* begin Records supplied *

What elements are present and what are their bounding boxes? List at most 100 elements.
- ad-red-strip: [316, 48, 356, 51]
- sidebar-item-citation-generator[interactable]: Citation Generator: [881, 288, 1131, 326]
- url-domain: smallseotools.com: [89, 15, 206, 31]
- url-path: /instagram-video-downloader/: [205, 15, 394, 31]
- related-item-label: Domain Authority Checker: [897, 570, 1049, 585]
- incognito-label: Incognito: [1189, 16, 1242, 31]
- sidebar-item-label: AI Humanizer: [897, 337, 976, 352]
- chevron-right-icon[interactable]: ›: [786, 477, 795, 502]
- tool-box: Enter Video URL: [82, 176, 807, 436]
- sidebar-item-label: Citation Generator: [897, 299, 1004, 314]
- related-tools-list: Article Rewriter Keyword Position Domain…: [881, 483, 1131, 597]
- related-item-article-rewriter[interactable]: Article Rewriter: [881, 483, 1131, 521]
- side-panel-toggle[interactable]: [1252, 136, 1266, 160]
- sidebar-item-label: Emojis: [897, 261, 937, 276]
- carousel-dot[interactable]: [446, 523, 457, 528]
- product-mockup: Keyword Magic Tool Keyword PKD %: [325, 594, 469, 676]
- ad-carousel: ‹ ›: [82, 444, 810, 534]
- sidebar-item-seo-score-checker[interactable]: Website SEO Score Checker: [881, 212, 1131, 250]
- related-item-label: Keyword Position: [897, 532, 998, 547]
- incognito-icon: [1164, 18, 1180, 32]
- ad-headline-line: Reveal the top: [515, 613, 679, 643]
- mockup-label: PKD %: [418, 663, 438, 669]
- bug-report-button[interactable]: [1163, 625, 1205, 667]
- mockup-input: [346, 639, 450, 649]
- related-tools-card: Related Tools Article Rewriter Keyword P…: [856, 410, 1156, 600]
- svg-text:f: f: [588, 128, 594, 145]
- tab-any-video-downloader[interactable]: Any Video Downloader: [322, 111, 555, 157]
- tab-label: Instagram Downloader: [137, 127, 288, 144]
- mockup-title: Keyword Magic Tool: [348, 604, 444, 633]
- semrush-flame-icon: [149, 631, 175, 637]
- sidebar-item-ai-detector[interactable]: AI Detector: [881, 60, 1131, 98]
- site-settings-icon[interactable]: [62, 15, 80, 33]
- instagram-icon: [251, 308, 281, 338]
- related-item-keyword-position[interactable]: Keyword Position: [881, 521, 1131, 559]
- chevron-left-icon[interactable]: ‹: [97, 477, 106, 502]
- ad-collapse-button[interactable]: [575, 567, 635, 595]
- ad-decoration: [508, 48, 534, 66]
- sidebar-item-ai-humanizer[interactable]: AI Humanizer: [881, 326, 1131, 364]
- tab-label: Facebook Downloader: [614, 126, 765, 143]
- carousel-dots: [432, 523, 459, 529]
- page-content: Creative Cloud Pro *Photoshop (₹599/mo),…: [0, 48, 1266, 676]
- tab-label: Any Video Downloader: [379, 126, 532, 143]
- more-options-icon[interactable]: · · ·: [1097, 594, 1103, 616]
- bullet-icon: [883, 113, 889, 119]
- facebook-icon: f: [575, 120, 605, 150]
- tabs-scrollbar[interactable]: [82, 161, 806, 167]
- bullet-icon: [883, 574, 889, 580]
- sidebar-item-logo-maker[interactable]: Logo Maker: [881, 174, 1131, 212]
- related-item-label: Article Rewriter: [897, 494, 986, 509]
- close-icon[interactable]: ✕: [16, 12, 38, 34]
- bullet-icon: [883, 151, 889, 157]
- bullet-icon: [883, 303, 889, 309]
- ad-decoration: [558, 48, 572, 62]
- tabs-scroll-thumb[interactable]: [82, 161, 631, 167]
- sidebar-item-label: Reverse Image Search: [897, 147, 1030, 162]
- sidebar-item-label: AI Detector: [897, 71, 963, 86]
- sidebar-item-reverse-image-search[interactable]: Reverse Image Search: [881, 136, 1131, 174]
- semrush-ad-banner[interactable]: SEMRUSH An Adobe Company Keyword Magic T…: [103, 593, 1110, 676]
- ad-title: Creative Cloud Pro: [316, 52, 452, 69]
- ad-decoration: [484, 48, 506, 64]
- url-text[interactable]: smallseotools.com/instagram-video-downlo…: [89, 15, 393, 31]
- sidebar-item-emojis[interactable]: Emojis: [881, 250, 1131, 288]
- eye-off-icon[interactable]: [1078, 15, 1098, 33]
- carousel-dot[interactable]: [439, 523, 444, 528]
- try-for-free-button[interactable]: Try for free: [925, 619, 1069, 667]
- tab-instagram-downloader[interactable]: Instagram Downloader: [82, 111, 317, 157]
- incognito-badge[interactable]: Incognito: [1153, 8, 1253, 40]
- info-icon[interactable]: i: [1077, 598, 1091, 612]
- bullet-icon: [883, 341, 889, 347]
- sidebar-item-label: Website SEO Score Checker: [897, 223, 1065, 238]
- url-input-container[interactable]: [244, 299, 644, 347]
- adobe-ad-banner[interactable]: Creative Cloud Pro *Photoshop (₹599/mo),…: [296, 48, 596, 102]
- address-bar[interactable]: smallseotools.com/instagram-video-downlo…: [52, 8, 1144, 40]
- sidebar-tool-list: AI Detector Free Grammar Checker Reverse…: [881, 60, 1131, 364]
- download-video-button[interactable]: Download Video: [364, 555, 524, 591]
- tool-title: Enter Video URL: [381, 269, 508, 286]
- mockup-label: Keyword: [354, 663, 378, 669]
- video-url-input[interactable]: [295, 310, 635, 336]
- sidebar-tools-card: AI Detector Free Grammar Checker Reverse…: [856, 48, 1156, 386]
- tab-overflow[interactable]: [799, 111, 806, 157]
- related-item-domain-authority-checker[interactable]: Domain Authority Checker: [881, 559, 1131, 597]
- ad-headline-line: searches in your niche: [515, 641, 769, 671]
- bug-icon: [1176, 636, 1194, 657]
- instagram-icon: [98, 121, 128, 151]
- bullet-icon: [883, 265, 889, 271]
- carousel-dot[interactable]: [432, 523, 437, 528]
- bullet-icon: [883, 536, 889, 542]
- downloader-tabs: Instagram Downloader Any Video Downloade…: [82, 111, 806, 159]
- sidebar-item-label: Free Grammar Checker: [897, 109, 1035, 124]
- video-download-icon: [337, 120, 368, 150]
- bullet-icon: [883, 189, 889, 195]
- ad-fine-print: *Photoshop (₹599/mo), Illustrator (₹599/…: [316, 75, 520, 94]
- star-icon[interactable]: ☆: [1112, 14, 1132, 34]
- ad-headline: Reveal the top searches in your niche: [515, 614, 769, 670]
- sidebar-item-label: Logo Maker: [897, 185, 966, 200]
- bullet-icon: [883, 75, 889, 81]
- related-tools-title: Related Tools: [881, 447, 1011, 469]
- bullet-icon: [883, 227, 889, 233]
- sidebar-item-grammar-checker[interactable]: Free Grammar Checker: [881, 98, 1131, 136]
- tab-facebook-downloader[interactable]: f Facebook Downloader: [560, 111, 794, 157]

* end Records supplied *

• **Exercise**: Format every line of the records above as a Markdown table with two columns, "Row" for the line's sequence number and "Line" for its text, and omit any blank lines.

• **Task answer**:
| Row | Line |
|---|---|
| 1 | What elements are present and what are their bounding boxes? List at most 100 elements. |
| 2 | - ad-red-strip: [316, 48, 356, 51] |
| 3 | - sidebar-item-citation-generator[interactable]: Citation Generator: [881, 288, 1131, 326] |
| 4 | - url-domain: smallseotools.com: [89, 15, 206, 31] |
| 5 | - url-path: /instagram-video-downloader/: [205, 15, 394, 31] |
| 6 | - related-item-label: Domain Authority Checker: [897, 570, 1049, 585] |
| 7 | - incognito-label: Incognito: [1189, 16, 1242, 31] |
| 8 | - sidebar-item-label: AI Humanizer: [897, 337, 976, 352] |
| 9 | - chevron-right-icon[interactable]: ›: [786, 477, 795, 502] |
| 10 | - tool-box: Enter Video URL: [82, 176, 807, 436] |
| 11 | - sidebar-item-label: Citation Generator: [897, 299, 1004, 314] |
| 12 | - related-tools-list: Article Rewriter Keyword Position Domain…: [881, 483, 1131, 597] |
| 13 | - related-item-article-rewriter[interactable]: Article Rewriter: [881, 483, 1131, 521] |
| 14 | - side-panel-toggle[interactable]: [1252, 136, 1266, 160] |
| 15 | - sidebar-item-label: Emojis: [897, 261, 937, 276] |
| 16 | - carousel-dot[interactable]: [446, 523, 457, 528] |
| 17 | - product-mockup: Keyword Magic Tool Keyword PKD %: [325, 594, 469, 676] |
| 18 | - ad-carousel: ‹ ›: [82, 444, 810, 534] |
| 19 | - sidebar-item-seo-score-checker[interactable]: Website SEO Score Checker: [881, 212, 1131, 250] |
| 20 | - related-item-label: Keyword Position: [897, 532, 998, 547] |
| 21 | - incognito-icon: [1164, 18, 1180, 32] |
| 22 | - ad-headline-line: Reveal the top: [515, 613, 679, 643] |
| 23 | - mockup-label: PKD %: [418, 663, 438, 669] |
| 24 | - bug-report-button[interactable]: [1163, 625, 1205, 667] |
| 25 | - mockup-input: [346, 639, 450, 649] |
| 26 | - related-tools-card: Related Tools Article Rewriter Keyword P…: [856, 410, 1156, 600] |
| 27 | - svg-text:f: f: [588, 128, 594, 145] |
| 28 | - tab-any-video-downloader[interactable]: Any Video Downloader: [322, 111, 555, 157] |
| 29 | - tab-label: Instagram Downloader: [137, 127, 288, 144] |
| 30 | - mockup-title: Keyword Magic Tool: [348, 604, 444, 633] |
| 31 | - semrush-flame-icon: [149, 631, 175, 637] |
| 32 | - sidebar-item-ai-detector[interactable]: AI Detector: [881, 60, 1131, 98] |
| 33 | - site-settings-icon[interactable]: [62, 15, 80, 33] |
| 34 | - instagram-icon: [251, 308, 281, 338] |
| 35 | - related-item-keyword-position[interactable]: Keyword Position: [881, 521, 1131, 559] |
| 36 | - chevron-left-icon[interactable]: ‹: [97, 477, 106, 502] |
| 37 | - ad-collapse-button[interactable]: [575, 567, 635, 595] |
| 38 | - ad-decoration: [508, 48, 534, 66] |
| 39 | - sidebar-item-ai-humanizer[interactable]: AI Humanizer: [881, 326, 1131, 364] |
| 40 | - tab-label: Facebook Downloader: [614, 126, 765, 143] |
| 41 | - carousel-dots: [432, 523, 459, 529] |
| 42 | - page-content: Creative Cloud Pro *Photoshop (₹599/mo),…: [0, 48, 1266, 676] |
| 43 | - tab-label: Any Video Downloader: [379, 126, 532, 143] |
| 44 | - more-options-icon[interactable]: · · ·: [1097, 594, 1103, 616] |
| 45 | - bullet-icon: [883, 113, 889, 119] |
| 46 | - facebook-icon: f: [575, 120, 605, 150] |
| 47 | - tabs-scrollbar[interactable]: [82, 161, 806, 167] |
| 48 | - bullet-icon: [883, 574, 889, 580] |
| 49 | - sidebar-item-logo-maker[interactable]: Logo Maker: [881, 174, 1131, 212] |
| 50 | - related-item-label: Article Rewriter: [897, 494, 986, 509] |
| 51 | - close-icon[interactable]: ✕: [16, 12, 38, 34] |
| 52 | - bullet-icon: [883, 151, 889, 157] |
| 53 | - bullet-icon: [883, 303, 889, 309] |
| 54 | - ad-decoration: [558, 48, 572, 62] |
| 55 | - tabs-scroll-thumb[interactable]: [82, 161, 631, 167] |
| 56 | - sidebar-item-label: Reverse Image Search: [897, 147, 1030, 162] |
| 57 | - sidebar-item-label: AI Detector: [897, 71, 963, 86] |
| 58 | - sidebar-item-reverse-image-search[interactable]: Reverse Image Search: [881, 136, 1131, 174] |
| 59 | - semrush-ad-banner[interactable]: SEMRUSH An Adobe Company Keyword Magic T…: [103, 593, 1110, 676] |
| 60 | - ad-title: Creative Cloud Pro: [316, 52, 452, 69] |
| 61 | - ad-decoration: [484, 48, 506, 64] |
| 62 | - url-text[interactable]: smallseotools.com/instagram-video-downlo…: [89, 15, 393, 31] |
| 63 | - sidebar-item-emojis[interactable]: Emojis: [881, 250, 1131, 288] |
| 64 | - eye-off-icon[interactable]: [1078, 15, 1098, 33] |
| 65 | - carousel-dot[interactable]: [439, 523, 444, 528] |
| 66 | - try-for-free-button[interactable]: Try for free: [925, 619, 1069, 667] |
| 67 | - tab-instagram-downloader[interactable]: Instagram Downloader: [82, 111, 317, 157] |
| 68 | - incognito-badge[interactable]: Incognito: [1153, 8, 1253, 40] |
| 69 | - info-icon[interactable]: i: [1077, 598, 1091, 612] |
| 70 | - bullet-icon: [883, 341, 889, 347] |
| 71 | - sidebar-item-label: Website SEO Score Checker: [897, 223, 1065, 238] |
| 72 | - url-input-container[interactable]: [244, 299, 644, 347] |
| 73 | - adobe-ad-banner[interactable]: Creative Cloud Pro *Photoshop (₹599/mo),…: [296, 48, 596, 102] |
| 74 | - address-bar[interactable]: smallseotools.com/instagram-video-downlo…: [52, 8, 1144, 40] |
| 75 | - sidebar-tool-list: AI Detector Free Grammar Checker Reverse…: [881, 60, 1131, 364] |
| 76 | - download-video-button[interactable]: Download Video: [364, 555, 524, 591] |
| 77 | - tool-title: Enter Video URL: [381, 269, 508, 286] |
| 78 | - mockup-label: Keyword: [354, 663, 378, 669] |
| 79 | - video-url-input[interactable]: [295, 310, 635, 336] |
| 80 | - sidebar-tools-card: AI Detector Free Grammar Checker Reverse…: [856, 48, 1156, 386] |
| 81 | - tab-overflow[interactable]: [799, 111, 806, 157] |
| 82 | - related-item-domain-authority-checker[interactable]: Domain Authority Checker: [881, 559, 1131, 597] |
| 83 | - ad-headline-line: searches in your niche: [515, 641, 769, 671] |
| 84 | - bug-icon: [1176, 636, 1194, 657] |
| 85 | - instagram-icon: [98, 121, 128, 151] |
| 86 | - bullet-icon: [883, 265, 889, 271] |
| 87 | - carousel-dot[interactable]: [432, 523, 437, 528] |
| 88 | - bullet-icon: [883, 536, 889, 542] |
| 89 | - downloader-tabs: Instagram Downloader Any Video Downloade…: [82, 111, 806, 159] |
| 90 | - sidebar-item-label: Free Grammar Checker: [897, 109, 1035, 124] |
| 91 | - video-download-icon: [337, 120, 368, 150] |
| 92 | - bullet-icon: [883, 189, 889, 195] |
| 93 | - ad-fine-print: *Photoshop (₹599/mo), Illustrator (₹599/…: [316, 75, 520, 94] |
| 94 | - star-icon[interactable]: ☆: [1112, 14, 1132, 34] |
| 95 | - ad-headline: Reveal the top searches in your niche: [515, 614, 769, 670] |
| 96 | - sidebar-item-label: Logo Maker: [897, 185, 966, 200] |
| 97 | - bullet-icon: [883, 75, 889, 81] |
| 98 | - related-tools-title: Related Tools: [881, 447, 1011, 469] |
| 99 | - bullet-icon: [883, 227, 889, 233] |
| 100 | - sidebar-item-grammar-checker[interactable]: Free Grammar Checker: [881, 98, 1131, 136] |
| 101 | - tab-facebook-downloader[interactable]: f Facebook Downloader: [560, 111, 794, 157] |